━━━ Input data
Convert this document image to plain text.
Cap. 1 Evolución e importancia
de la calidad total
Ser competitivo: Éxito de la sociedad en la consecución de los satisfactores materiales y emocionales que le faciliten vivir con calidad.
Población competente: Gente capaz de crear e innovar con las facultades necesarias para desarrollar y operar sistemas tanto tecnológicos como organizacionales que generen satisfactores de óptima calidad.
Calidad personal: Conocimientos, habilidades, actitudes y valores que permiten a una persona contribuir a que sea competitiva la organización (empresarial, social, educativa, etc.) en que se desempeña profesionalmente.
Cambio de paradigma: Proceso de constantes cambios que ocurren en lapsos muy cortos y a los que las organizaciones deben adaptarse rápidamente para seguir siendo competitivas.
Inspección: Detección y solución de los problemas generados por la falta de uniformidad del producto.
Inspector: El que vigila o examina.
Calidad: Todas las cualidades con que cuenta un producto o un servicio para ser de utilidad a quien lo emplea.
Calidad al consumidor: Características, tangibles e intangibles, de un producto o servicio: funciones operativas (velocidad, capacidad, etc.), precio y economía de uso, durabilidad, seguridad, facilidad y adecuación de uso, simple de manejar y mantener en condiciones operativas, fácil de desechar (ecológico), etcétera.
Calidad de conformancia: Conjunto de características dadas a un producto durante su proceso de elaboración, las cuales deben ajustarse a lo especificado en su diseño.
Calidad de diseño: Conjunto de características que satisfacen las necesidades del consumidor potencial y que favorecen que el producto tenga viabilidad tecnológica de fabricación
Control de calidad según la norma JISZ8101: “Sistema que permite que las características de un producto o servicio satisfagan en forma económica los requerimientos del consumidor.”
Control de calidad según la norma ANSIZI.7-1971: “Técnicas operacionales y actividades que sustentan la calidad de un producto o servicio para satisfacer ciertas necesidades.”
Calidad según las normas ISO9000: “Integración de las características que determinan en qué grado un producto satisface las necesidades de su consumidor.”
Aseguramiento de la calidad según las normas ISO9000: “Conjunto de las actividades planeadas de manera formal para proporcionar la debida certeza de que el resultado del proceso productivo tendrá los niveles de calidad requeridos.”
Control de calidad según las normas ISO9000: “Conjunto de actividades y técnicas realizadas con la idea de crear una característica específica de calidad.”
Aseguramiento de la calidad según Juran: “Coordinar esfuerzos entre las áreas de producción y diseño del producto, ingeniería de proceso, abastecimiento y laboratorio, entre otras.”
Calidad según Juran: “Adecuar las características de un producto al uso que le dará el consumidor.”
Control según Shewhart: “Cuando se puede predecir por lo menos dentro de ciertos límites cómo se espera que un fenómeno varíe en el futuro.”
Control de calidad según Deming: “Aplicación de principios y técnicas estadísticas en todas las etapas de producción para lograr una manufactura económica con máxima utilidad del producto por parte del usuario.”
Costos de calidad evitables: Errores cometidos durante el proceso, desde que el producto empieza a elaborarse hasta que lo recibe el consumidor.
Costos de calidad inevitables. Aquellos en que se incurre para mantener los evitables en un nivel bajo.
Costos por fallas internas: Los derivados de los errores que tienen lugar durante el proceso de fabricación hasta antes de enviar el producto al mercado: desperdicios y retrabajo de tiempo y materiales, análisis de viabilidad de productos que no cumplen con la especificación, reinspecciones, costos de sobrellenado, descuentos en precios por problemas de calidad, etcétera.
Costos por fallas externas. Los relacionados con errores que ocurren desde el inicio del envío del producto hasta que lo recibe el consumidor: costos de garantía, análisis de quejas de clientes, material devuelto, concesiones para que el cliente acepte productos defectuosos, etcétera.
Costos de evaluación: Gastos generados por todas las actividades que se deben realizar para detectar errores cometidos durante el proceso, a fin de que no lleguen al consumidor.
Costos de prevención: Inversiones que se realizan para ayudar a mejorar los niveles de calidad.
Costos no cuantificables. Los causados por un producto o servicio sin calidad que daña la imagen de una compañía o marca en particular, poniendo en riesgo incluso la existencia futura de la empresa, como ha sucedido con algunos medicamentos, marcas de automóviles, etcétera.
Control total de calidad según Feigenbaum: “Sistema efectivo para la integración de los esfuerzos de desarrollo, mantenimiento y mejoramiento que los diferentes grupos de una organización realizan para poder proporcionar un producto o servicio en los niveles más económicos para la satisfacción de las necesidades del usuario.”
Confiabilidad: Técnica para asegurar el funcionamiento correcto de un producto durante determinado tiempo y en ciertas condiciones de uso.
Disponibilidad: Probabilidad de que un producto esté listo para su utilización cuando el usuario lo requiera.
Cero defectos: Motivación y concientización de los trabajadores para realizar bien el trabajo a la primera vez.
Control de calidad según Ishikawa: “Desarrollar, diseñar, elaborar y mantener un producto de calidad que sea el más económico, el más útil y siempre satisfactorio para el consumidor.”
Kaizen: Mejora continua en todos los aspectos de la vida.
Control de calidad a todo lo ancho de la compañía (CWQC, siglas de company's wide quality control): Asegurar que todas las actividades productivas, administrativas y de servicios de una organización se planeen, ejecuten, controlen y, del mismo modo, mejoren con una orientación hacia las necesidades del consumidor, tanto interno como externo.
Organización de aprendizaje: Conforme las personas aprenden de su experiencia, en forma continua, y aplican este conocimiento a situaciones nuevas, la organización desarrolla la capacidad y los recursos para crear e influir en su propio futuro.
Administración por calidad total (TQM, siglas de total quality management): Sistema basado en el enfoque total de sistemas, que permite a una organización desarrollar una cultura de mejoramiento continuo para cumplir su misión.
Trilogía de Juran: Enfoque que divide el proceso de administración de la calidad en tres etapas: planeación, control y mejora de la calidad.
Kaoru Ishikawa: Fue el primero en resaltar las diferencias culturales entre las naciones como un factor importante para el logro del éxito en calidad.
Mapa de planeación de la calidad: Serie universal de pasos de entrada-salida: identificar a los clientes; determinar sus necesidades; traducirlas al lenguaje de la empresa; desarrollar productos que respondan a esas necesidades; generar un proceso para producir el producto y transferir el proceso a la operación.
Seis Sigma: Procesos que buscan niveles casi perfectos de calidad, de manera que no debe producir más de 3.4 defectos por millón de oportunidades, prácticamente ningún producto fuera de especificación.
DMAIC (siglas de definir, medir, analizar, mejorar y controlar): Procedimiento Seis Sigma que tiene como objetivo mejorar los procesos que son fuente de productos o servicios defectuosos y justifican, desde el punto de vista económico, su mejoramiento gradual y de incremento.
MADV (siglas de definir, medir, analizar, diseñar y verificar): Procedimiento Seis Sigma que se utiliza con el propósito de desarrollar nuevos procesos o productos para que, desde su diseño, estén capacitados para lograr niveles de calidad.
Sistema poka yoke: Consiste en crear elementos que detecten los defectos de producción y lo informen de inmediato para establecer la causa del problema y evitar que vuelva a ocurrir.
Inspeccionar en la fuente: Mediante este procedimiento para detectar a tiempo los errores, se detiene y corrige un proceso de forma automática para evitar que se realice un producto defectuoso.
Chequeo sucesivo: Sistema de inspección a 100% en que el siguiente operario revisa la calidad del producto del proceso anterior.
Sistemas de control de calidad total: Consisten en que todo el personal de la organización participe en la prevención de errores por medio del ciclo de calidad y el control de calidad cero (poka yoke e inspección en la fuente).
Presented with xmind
━━━━━━
## [What needs to be done]
Write the data from above out again, exactly.

## [Complete answer]
Convert this document image to plain text.
Cap. 1 Evolución e importancia
de la calidad total
Ser competitivo: Éxito de la sociedad en la consecución de los satisfactores materiales y emocionales que le faciliten vivir con calidad.
Población competente: Gente capaz de crear e innovar con las facultades necesarias para desarrollar y operar sistemas tanto tecnológicos como organizacionales que generen satisfactores de óptima calidad.
Calidad personal: Conocimientos, habilidades, actitudes y valores que permiten a una persona contribuir a que sea competitiva la organización (empresarial, social, educativa, etc.) en que se desempeña profesionalmente.
Cambio de paradigma: Proceso de constantes cambios que ocurren en lapsos muy cortos y a los que las organizaciones deben adaptarse rápidamente para seguir siendo competitivas.
Inspección: Detección y solución de los problemas generados por la falta de uniformidad del producto.
Inspector: El que vigila o examina.
Calidad: Todas las cualidades con que cuenta un producto o un servicio para ser de utilidad a quien lo emplea.
Calidad al consumidor: Características, tangibles e intangibles, de un producto o servicio: funciones operativas (velocidad, capacidad, etc.), precio y economía de uso, durabilidad, seguridad, facilidad y adecuación de uso, simple de manejar y mantener en condiciones operativas, fácil de desechar (ecológico), etcétera.
Calidad de conformancia: Conjunto de características dadas a un producto durante su proceso de elaboración, las cuales deben ajustarse a lo especificado en su diseño.
Calidad de diseño: Conjunto de características que satisfacen las necesidades del consumidor potencial y que favorecen que el producto tenga viabilidad tecnológica de fabricación
Control de calidad según la norma JISZ8101: “Sistema que permite que las características de un producto o servicio satisfagan en forma económica los requerimientos del consumidor.”
Control de calidad según la norma ANSIZI.7-1971: “Técnicas operacionales y actividades que sustentan la calidad de un producto o servicio para satisfacer ciertas necesidades.”
Calidad según las normas ISO9000: “Integración de las características que determinan en qué grado un producto satisface las necesidades de su consumidor.”
Aseguramiento de la calidad según las normas ISO9000: “Conjunto de las actividades planeadas de manera formal para proporcionar la debida certeza de que el resultado del proceso productivo tendrá los niveles de calidad requeridos.”
Control de calidad según las normas ISO9000: “Conjunto de actividades y técnicas realizadas con la idea de crear una característica específica de calidad.”
Aseguramiento de la calidad según Juran: “Coordinar esfuerzos entre las áreas de producción y diseño del producto, ingeniería de proceso, abastecimiento y laboratorio, entre otras.”
Calidad según Juran: “Adecuar las características de un producto al uso que le dará el consumidor.”
Control según Shewhart: “Cuando se puede predecir por lo menos dentro de ciertos límites cómo se espera que un fenómeno varíe en el futuro.”
Control de calidad según Deming: “Aplicación de principios y técnicas estadísticas en todas las etapas de producción para lograr una manufactura económica con máxima utilidad del producto por parte del usuario.”
Costos de calidad evitables: Errores cometidos durante el proceso, desde que el producto empieza a elaborarse hasta que lo recibe el consumidor.
Costos de calidad inevitables. Aquellos en que se incurre para mantener los evitables en un nivel bajo.
Costos por fallas internas: Los derivados de los errores que tienen lugar durante el proceso de fabricación hasta antes de enviar el producto al mercado: desperdicios y retrabajo de tiempo y materiales, análisis de viabilidad de productos que no cumplen con la especificación, reinspecciones, costos de sobrellenado, descuentos en precios por problemas de calidad, etcétera.
Costos por fallas externas. Los relacionados con errores que ocurren desde el inicio del envío del producto hasta que lo recibe el consumidor: costos de garantía, análisis de quejas de clientes, material devuelto, concesiones para que el cliente acepte productos defectuosos, etcétera.
Costos de evaluación: Gastos generados por todas las actividades que se deben realizar para detectar errores cometidos durante el proceso, a fin de que no lleguen al consumidor.
Costos de prevención: Inversiones que se realizan para ayudar a mejorar los niveles de calidad.
Costos no cuantificables. Los causados por un producto o servicio sin calidad que daña la imagen de una compañía o marca en particular, poniendo en riesgo incluso la existencia futura de la empresa, como ha sucedido con algunos medicamentos, marcas de automóviles, etcétera.
Control total de calidad según Feigenbaum: “Sistema efectivo para la integración de los esfuerzos de desarrollo, mantenimiento y mejoramiento que los diferentes grupos de una organización realizan para poder proporcionar un producto o servicio en los niveles más económicos para la satisfacción de las necesidades del usuario.”
Confiabilidad: Técnica para asegurar el funcionamiento correcto de un producto durante determinado tiempo y en ciertas condiciones de uso.
Disponibilidad: Probabilidad de que un producto esté listo para su utilización cuando el usuario lo requiera.
Cero defectos: Motivación y concientización de los trabajadores para realizar bien el trabajo a la primera vez.
Control de calidad según Ishikawa: “Desarrollar, diseñar, elaborar y mantener un producto de calidad que sea el más económico, el más útil y siempre satisfactorio para el consumidor.”
Kaizen: Mejora continua en todos los aspectos de la vida.
Control de calidad a todo lo ancho de la compañía (CWQC, siglas de company's wide quality control): Asegurar que todas las actividades productivas, administrativas y de servicios de una organización se planeen, ejecuten, controlen y, del mismo modo, mejoren con una orientación hacia las necesidades del consumidor, tanto interno como externo.
Organización de aprendizaje: Conforme las personas aprenden de su experiencia, en forma continua, y aplican este conocimiento a situaciones nuevas, la organización desarrolla la capacidad y los recursos para crear e influir en su propio futuro.
Administración por calidad total (TQM, siglas de total quality management): Sistema basado en el enfoque total de sistemas, que permite a una organización desarrollar una cultura de mejoramiento continuo para cumplir su misión.
Trilogía de Juran: Enfoque que divide el proceso de administración de la calidad en tres etapas: planeación, control y mejora de la calidad.
Kaoru Ishikawa: Fue el primero en resaltar las diferencias culturales entre las naciones como un factor importante para el logro del éxito en calidad.
Mapa de planeación de la calidad: Serie universal de pasos de entrada-salida: identificar a los clientes; determinar sus necesidades; traducirlas al lenguaje de la empresa; desarrollar productos que respondan a esas necesidades; generar un proceso para producir el producto y transferir el proceso a la operación.
Seis Sigma: Procesos que buscan niveles casi perfectos de calidad, de manera que no debe producir más de 3.4 defectos por millón de oportunidades, prácticamente ningún producto fuera de especificación.
DMAIC (siglas de definir, medir, analizar, mejorar y controlar): Procedimiento Seis Sigma que tiene como objetivo mejorar los procesos que son fuente de productos o servicios defectuosos y justifican, desde el punto de vista económico, su mejoramiento gradual y de incremento.
MADV (siglas de definir, medir, analizar, diseñar y verificar): Procedimiento Seis Sigma que se utiliza con el propósito de desarrollar nuevos procesos o productos para que, desde su diseño, estén capacitados para lograr niveles de calidad.
Sistema poka yoke: Consiste en crear elementos que detecten los defectos de producción y lo informen de inmediato para establecer la causa del problema y evitar que vuelva a ocurrir.
Inspeccionar en la fuente: Mediante este procedimiento para detectar a tiempo los errores, se detiene y corrige un proceso de forma automática para evitar que se realice un producto defectuoso.
Chequeo sucesivo: Sistema de inspección a 100% en que el siguiente operario revisa la calidad del producto del proceso anterior.
Sistemas de control de calidad total: Consisten en que todo el personal de la organización participe en la prevención de errores por medio del ciclo de calidad y el control de calidad cero (poka yoke e inspección en la fuente).
Presented with xmind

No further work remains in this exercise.